Start of DATA

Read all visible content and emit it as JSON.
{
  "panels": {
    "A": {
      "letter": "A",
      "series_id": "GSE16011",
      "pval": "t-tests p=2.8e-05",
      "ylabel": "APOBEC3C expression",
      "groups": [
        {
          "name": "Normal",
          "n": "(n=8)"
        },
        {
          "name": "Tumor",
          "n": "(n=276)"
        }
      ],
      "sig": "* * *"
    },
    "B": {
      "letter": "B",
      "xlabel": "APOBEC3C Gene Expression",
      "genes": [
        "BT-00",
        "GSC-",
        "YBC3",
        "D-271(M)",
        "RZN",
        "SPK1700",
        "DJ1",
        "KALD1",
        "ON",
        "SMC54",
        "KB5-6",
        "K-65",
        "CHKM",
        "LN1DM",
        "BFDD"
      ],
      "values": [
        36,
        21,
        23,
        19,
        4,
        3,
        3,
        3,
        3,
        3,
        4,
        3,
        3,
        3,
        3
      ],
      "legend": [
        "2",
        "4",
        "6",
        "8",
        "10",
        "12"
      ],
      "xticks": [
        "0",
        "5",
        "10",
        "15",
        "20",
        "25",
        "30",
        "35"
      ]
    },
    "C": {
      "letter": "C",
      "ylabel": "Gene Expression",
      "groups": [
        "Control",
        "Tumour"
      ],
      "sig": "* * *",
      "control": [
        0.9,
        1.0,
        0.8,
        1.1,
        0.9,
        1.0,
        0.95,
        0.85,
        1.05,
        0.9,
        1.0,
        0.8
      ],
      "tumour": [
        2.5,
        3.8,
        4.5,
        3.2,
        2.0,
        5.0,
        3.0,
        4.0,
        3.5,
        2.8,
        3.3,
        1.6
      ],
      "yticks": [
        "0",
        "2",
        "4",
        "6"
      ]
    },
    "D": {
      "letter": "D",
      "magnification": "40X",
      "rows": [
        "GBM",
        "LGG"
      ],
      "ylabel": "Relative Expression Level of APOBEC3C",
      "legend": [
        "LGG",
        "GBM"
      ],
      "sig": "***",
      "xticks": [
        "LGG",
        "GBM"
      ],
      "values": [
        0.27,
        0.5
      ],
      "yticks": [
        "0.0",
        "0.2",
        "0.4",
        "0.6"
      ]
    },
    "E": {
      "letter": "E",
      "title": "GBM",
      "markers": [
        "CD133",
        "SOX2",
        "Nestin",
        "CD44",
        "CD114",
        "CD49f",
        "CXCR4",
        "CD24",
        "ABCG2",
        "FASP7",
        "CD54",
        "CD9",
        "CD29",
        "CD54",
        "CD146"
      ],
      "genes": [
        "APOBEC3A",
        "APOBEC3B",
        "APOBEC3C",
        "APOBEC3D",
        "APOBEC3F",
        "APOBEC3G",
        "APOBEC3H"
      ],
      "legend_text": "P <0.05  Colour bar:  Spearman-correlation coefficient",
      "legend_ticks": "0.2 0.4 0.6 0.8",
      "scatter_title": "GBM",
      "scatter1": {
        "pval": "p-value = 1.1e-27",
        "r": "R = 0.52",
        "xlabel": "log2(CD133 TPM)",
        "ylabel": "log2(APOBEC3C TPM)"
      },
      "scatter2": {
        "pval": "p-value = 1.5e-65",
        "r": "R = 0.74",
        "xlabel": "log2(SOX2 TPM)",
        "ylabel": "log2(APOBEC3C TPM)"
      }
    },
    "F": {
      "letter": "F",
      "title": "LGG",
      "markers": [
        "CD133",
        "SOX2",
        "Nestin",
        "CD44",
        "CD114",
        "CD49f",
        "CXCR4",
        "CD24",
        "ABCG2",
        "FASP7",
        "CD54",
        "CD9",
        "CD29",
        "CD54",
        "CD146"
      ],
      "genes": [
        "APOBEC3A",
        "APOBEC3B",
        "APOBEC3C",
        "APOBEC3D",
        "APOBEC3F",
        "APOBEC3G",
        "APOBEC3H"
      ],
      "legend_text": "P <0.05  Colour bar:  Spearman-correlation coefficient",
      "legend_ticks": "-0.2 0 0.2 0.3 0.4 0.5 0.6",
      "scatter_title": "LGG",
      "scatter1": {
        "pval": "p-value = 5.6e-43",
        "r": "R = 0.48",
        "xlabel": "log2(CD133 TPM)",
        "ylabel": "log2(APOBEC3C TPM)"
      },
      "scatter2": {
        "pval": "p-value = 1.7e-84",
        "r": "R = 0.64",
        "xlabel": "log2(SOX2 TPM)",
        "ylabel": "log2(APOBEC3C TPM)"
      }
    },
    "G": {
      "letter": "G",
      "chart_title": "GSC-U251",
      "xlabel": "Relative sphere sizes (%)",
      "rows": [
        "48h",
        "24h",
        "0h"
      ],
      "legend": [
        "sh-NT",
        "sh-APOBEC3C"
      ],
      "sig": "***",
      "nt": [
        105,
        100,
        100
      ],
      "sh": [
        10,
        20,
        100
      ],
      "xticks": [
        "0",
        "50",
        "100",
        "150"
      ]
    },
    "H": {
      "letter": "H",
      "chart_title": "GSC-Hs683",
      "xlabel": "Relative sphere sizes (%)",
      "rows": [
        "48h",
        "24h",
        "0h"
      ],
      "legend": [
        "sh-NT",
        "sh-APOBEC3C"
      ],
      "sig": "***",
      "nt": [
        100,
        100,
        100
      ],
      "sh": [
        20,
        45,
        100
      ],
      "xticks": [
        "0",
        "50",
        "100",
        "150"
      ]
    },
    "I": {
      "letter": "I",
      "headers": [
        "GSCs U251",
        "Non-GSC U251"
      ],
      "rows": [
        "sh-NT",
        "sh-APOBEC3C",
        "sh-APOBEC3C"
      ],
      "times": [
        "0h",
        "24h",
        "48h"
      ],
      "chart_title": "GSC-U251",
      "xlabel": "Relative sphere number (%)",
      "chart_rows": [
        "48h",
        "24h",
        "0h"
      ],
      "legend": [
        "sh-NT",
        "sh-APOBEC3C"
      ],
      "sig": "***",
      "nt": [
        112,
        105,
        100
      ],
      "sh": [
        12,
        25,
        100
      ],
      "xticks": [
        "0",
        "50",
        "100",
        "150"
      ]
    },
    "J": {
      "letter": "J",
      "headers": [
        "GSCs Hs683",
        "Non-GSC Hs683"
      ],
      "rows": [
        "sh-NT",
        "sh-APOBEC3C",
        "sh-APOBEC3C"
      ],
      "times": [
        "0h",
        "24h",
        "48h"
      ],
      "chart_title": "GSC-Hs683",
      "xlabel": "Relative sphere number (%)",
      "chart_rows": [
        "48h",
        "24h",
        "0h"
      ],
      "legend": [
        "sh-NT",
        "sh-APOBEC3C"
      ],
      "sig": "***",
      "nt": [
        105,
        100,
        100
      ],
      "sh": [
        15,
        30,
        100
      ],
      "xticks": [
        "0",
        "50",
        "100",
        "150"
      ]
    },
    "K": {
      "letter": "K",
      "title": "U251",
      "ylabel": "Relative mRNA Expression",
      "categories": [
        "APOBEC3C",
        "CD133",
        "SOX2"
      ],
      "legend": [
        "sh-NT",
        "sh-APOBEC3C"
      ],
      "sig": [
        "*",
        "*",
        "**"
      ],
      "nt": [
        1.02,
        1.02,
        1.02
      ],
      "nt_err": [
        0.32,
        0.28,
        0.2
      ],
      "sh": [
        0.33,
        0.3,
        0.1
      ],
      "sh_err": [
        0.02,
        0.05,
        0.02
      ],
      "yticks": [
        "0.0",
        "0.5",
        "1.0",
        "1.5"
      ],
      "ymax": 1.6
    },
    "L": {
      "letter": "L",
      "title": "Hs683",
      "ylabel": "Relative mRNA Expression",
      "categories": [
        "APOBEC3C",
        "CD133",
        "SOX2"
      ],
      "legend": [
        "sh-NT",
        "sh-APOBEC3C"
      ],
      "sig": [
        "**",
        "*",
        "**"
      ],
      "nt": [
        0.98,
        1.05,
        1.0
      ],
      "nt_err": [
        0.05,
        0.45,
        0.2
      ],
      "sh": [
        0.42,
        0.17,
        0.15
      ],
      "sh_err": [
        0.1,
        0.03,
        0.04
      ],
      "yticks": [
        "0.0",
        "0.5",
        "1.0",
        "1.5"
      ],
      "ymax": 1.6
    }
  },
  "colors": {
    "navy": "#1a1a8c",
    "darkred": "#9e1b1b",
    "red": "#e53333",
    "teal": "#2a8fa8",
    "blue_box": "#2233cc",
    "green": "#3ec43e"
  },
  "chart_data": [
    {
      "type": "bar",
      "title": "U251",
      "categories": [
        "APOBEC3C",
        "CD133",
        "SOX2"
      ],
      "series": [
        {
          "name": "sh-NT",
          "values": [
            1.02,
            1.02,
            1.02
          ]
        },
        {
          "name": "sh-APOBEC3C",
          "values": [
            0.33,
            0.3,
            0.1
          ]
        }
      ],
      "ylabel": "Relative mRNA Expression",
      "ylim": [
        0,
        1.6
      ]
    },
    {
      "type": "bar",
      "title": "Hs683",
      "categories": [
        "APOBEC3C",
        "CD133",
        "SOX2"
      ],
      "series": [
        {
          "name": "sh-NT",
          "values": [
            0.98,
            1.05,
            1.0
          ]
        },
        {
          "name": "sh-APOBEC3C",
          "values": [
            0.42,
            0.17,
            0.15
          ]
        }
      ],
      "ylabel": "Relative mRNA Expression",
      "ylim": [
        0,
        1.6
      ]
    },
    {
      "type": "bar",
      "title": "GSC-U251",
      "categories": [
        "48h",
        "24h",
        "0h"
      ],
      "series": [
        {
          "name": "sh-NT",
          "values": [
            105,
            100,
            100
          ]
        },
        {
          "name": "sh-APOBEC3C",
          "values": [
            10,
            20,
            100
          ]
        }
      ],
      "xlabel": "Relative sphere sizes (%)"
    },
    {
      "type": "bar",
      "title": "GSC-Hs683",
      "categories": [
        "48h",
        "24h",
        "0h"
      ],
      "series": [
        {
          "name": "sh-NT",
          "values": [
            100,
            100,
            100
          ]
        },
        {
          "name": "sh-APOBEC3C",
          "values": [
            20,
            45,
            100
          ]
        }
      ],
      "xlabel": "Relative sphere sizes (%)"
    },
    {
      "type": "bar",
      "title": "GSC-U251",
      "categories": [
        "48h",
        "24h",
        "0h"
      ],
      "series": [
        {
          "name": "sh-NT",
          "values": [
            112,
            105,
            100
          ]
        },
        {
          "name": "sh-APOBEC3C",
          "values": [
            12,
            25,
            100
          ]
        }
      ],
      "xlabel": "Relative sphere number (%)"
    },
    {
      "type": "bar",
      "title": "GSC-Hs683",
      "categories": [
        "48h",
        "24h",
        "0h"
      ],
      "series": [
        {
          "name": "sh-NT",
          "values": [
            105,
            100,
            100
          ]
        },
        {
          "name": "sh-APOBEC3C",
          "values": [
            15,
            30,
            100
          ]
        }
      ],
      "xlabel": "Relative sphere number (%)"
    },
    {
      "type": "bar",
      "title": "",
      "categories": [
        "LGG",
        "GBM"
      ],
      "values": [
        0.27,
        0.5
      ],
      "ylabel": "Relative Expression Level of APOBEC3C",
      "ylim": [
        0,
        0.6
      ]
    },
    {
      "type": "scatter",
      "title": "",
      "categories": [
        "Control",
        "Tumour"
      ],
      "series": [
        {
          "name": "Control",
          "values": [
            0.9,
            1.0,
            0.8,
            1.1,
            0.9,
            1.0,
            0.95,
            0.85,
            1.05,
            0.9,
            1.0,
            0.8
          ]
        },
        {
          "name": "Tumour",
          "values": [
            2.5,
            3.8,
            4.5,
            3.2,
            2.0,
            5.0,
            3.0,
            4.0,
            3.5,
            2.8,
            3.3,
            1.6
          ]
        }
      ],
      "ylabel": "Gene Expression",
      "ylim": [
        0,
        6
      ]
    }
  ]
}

End of DATA
Start of DATA

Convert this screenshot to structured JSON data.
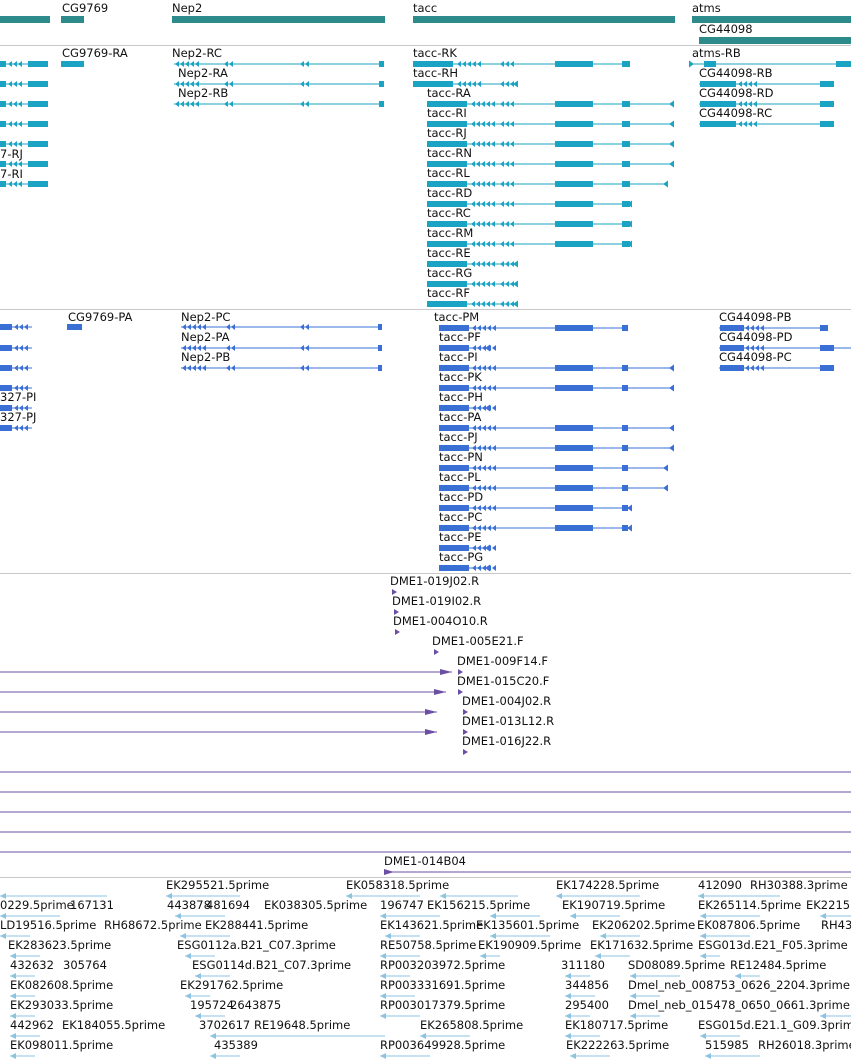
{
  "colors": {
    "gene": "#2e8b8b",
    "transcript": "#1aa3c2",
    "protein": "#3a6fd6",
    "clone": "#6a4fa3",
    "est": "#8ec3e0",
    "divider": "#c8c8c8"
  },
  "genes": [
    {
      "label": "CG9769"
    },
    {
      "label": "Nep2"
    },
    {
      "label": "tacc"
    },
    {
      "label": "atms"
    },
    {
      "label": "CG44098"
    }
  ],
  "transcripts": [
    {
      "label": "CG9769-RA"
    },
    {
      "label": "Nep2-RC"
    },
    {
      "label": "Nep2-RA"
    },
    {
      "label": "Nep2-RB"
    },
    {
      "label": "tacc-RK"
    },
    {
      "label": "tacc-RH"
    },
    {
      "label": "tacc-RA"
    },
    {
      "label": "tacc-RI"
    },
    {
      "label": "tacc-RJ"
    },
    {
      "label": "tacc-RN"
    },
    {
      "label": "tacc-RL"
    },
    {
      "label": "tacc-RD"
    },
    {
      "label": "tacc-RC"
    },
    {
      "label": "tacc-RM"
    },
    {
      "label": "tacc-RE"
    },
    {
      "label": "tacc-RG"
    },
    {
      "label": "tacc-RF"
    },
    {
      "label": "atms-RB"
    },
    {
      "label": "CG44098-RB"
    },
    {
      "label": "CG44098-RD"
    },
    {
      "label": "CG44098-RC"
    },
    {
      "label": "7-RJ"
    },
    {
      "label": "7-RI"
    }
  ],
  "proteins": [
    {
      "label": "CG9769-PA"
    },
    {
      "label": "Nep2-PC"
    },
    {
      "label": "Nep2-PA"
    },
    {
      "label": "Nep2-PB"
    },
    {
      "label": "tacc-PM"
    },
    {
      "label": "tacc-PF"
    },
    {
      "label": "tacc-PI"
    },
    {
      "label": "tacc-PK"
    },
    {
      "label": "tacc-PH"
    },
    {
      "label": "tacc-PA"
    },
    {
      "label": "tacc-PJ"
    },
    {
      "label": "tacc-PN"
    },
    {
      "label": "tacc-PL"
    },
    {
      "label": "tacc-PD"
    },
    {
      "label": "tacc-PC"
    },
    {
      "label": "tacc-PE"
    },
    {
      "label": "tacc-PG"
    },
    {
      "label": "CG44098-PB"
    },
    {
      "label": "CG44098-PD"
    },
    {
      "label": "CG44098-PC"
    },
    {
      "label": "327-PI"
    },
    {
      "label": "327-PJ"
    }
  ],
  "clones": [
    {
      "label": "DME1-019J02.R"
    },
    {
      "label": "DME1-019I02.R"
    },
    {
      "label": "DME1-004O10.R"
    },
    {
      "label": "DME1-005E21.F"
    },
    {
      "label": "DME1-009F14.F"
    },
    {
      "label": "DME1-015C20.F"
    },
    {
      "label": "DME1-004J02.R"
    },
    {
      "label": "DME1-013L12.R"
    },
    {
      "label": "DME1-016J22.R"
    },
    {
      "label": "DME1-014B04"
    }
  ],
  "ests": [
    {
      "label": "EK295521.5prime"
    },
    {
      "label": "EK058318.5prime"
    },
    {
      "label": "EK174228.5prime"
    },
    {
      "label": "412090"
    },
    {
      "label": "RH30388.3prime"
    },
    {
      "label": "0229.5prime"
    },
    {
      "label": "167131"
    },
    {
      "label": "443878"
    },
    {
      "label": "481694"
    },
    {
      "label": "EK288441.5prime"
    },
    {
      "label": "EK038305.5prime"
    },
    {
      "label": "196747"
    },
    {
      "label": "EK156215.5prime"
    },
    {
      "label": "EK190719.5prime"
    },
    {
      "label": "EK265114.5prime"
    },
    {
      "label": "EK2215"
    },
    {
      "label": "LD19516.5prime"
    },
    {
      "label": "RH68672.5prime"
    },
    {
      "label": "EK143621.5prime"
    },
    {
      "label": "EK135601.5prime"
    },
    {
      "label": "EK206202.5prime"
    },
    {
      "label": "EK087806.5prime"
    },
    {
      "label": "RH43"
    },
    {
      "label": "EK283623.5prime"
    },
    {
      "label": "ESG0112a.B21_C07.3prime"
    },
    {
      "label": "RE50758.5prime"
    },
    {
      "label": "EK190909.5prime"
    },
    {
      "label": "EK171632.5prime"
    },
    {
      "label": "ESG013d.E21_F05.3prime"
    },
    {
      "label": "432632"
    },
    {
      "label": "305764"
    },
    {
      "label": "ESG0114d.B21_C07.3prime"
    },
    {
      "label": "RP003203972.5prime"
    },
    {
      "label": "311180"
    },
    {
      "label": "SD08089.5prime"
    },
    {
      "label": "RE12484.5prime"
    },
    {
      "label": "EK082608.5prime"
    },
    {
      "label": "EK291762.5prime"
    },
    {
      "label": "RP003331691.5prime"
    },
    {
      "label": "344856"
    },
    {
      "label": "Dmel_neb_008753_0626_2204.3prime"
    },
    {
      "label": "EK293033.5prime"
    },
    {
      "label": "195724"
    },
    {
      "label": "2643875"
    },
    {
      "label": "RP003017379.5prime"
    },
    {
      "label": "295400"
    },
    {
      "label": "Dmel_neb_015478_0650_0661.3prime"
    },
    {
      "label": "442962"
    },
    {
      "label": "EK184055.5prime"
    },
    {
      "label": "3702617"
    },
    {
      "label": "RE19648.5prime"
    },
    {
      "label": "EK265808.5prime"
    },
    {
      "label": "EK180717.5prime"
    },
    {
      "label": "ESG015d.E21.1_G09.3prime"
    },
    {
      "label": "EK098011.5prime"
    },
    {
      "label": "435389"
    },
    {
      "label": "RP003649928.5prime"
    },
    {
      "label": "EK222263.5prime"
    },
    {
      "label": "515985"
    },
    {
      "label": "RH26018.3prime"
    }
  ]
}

End of DATA
Start of DATA

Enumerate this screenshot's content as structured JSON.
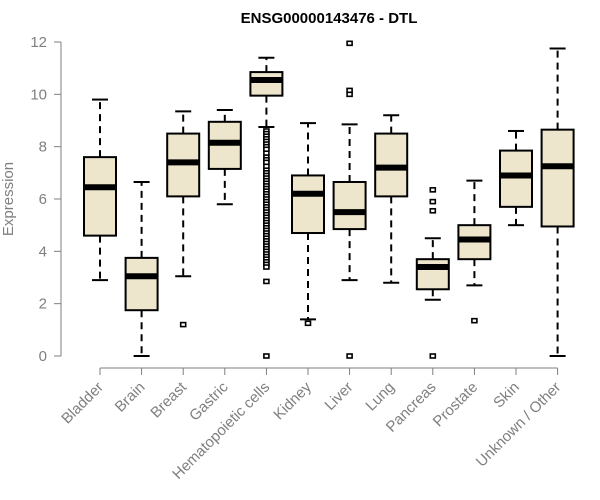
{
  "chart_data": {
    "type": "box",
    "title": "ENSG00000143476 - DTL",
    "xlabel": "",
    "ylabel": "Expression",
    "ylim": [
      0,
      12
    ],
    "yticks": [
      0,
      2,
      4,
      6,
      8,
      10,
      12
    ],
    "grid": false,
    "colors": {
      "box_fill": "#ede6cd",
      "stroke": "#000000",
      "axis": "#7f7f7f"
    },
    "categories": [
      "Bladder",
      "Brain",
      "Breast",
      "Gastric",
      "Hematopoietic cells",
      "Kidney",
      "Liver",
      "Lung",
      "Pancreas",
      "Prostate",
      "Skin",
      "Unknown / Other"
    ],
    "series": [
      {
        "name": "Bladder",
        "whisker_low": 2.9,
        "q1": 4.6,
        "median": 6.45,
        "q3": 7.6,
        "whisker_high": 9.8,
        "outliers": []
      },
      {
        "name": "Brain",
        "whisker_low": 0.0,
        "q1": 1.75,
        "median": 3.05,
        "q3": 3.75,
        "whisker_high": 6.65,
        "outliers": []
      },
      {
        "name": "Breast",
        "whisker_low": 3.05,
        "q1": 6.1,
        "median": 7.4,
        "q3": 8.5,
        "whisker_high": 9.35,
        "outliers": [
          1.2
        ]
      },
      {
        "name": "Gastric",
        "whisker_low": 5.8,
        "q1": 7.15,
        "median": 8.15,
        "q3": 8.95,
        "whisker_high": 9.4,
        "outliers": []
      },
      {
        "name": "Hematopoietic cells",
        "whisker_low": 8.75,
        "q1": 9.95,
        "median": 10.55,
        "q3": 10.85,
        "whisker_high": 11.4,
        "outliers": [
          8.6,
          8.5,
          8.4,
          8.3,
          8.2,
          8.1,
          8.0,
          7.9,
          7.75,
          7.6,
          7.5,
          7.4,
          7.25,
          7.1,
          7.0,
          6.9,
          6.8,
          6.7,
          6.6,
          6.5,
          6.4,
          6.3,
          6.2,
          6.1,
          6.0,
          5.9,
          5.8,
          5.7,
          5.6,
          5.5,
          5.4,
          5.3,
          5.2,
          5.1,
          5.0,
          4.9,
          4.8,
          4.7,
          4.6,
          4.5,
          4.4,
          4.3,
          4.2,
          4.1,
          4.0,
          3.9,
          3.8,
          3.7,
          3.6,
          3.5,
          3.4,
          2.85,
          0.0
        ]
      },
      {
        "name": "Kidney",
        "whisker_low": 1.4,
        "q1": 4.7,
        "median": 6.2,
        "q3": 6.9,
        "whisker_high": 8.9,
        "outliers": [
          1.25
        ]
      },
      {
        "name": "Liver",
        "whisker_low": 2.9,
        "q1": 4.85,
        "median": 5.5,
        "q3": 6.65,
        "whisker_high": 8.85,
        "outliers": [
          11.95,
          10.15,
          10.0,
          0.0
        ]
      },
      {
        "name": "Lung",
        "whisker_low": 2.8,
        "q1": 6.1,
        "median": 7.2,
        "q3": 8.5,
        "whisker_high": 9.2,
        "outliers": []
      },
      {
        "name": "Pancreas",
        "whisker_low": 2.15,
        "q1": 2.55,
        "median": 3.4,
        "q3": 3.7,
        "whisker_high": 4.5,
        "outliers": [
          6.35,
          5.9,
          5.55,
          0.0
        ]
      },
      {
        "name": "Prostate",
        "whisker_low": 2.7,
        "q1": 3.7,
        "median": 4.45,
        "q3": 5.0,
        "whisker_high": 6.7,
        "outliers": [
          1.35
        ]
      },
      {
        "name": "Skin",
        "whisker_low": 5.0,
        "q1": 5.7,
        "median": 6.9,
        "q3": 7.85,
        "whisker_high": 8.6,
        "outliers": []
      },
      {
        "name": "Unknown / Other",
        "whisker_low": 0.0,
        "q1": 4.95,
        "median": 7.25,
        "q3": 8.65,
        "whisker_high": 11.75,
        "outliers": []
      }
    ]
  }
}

End of DATA

◆ **PROBLEM DETAILS**: Read the data above. Pull out each line in which the string "JSON" appears.

◆ **WRITTEN RESPONSE**:
Read all visible content and emit it as JSON.
Convert this screenshot to structured JSON data.
Enumerate this screenshot's content as structured JSON.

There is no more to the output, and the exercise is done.